● **The problem**
Each entry should be quoted word for word, including every mark of punctuation.

** start **

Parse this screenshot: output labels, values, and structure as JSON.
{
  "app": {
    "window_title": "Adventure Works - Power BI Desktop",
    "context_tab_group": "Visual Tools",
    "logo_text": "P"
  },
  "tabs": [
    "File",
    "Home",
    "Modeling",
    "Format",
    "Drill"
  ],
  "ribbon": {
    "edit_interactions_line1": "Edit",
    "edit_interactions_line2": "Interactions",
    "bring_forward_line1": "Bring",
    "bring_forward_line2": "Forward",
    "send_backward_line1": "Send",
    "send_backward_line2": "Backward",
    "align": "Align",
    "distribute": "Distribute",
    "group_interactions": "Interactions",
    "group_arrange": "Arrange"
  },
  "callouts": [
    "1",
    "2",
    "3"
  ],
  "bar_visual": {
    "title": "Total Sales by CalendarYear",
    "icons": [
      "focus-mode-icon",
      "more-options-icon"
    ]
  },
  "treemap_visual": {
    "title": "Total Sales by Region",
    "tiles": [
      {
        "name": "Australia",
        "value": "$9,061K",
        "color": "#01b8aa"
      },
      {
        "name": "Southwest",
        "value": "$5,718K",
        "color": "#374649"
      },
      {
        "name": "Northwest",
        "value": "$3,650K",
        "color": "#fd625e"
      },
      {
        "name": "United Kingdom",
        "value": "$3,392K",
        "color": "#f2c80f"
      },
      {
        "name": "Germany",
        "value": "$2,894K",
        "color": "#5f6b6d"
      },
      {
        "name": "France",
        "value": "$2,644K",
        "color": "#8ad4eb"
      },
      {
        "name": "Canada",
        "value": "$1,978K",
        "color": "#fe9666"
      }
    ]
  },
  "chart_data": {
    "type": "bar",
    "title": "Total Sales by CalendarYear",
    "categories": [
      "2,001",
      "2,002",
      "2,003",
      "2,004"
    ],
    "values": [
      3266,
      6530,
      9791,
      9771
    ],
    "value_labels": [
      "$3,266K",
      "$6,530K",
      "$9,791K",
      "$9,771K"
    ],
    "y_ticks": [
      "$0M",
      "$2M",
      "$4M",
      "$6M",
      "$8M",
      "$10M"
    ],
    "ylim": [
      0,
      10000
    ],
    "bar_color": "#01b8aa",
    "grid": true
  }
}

** end **

● **Task output**
Parse this screenshot: output labels, values, and structure as JSON.
{
  "app": {
    "window_title": "Adventure Works - Power BI Desktop",
    "context_tab_group": "Visual Tools",
    "logo_text": "P"
  },
  "tabs": [
    "File",
    "Home",
    "Modeling",
    "Format",
    "Drill"
  ],
  "ribbon": {
    "edit_interactions_line1": "Edit",
    "edit_interactions_line2": "Interactions",
    "bring_forward_line1": "Bring",
    "bring_forward_line2": "Forward",
    "send_backward_line1": "Send",
    "send_backward_line2": "Backward",
    "align": "Align",
    "distribute": "Distribute",
    "group_interactions": "Interactions",
    "group_arrange": "Arrange"
  },
  "callouts": [
    "1",
    "2",
    "3"
  ],
  "bar_visual": {
    "title": "Total Sales by CalendarYear",
    "icons": [
      "focus-mode-icon",
      "more-options-icon"
    ]
  },
  "treemap_visual": {
    "title": "Total Sales by Region",
    "tiles": [
      {
        "name": "Australia",
        "value": "$9,061K",
        "color": "#01b8aa"
      },
      {
        "name": "Southwest",
        "value": "$5,718K",
        "color": "#374649"
      },
      {
        "name": "Northwest",
        "value": "$3,650K",
        "color": "#fd625e"
      },
      {
        "name": "United Kingdom",
        "value": "$3,392K",
        "color": "#f2c80f"
      },
      {
        "name": "Germany",
        "value": "$2,894K",
        "color": "#5f6b6d"
      },
      {
        "name": "France",
        "value": "$2,644K",
        "color": "#8ad4eb"
      },
      {
        "name": "Canada",
        "value": "$1,978K",
        "color": "#fe9666"
      }
    ]
  },
  "chart_data": {
    "type": "bar",
    "title": "Total Sales by CalendarYear",
    "categories": [
      "2,001",
      "2,002",
      "2,003",
      "2,004"
    ],
    "values": [
      3266,
      6530,
      9791,
      9771
    ],
    "value_labels": [
      "$3,266K",
      "$6,530K",
      "$9,791K",
      "$9,771K"
    ],
    "y_ticks": [
      "$0M",
      "$2M",
      "$4M",
      "$6M",
      "$8M",
      "$10M"
    ],
    "ylim": [
      0,
      10000
    ],
    "bar_color": "#01b8aa",
    "grid": true
  }
}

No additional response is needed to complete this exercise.